(SHORT PROBLEM) Copy out all lines that hold "утверждении".

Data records
--
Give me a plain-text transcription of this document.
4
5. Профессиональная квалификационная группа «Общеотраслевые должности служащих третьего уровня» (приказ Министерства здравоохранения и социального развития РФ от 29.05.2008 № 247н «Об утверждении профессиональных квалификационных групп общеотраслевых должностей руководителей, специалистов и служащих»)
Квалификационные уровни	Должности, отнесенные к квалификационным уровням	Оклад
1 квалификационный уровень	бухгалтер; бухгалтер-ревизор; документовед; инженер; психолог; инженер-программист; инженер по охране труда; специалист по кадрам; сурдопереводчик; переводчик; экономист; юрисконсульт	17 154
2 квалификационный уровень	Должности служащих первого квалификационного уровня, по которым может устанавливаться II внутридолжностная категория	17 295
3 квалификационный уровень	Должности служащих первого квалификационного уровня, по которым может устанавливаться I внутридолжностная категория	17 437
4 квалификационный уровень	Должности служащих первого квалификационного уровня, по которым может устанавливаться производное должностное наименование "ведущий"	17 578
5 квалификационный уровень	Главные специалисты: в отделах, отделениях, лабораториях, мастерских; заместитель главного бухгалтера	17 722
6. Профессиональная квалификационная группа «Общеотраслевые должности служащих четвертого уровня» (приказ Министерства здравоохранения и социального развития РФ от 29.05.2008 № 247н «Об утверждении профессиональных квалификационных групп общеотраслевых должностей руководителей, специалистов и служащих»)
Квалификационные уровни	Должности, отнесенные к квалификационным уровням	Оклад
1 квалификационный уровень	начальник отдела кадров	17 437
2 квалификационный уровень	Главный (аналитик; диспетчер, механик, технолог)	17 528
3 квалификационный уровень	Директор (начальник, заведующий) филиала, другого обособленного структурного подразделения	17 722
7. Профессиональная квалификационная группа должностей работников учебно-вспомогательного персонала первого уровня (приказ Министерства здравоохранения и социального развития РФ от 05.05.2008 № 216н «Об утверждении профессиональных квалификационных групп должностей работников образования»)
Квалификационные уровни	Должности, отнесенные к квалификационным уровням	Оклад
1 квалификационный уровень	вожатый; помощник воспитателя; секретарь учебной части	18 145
--
(THE COMPLETED TASK)
5. Профессиональная квалификационная группа «Общеотраслевые должности служащих третьего уровня» (приказ Министерства здравоохранения и социального развития РФ от 29.05.2008 № 247н «Об утверждении профессиональных квалификационных групп общеотраслевых должностей руководителей, специалистов и служащих»)
6. Профессиональная квалификационная группа «Общеотраслевые должности служащих четвертого уровня» (приказ Министерства здравоохранения и социального развития РФ от 29.05.2008 № 247н «Об утверждении профессиональных квалификационных групп общеотраслевых должностей руководителей, специалистов и служащих»)
7. Профессиональная квалификационная группа должностей работников учебно-вспомогательного персонала первого уровня (приказ Министерства здравоохранения и социального развития РФ от 05.05.2008 № 216н «Об утверждении профессиональных квалификационных групп должностей работников образования»)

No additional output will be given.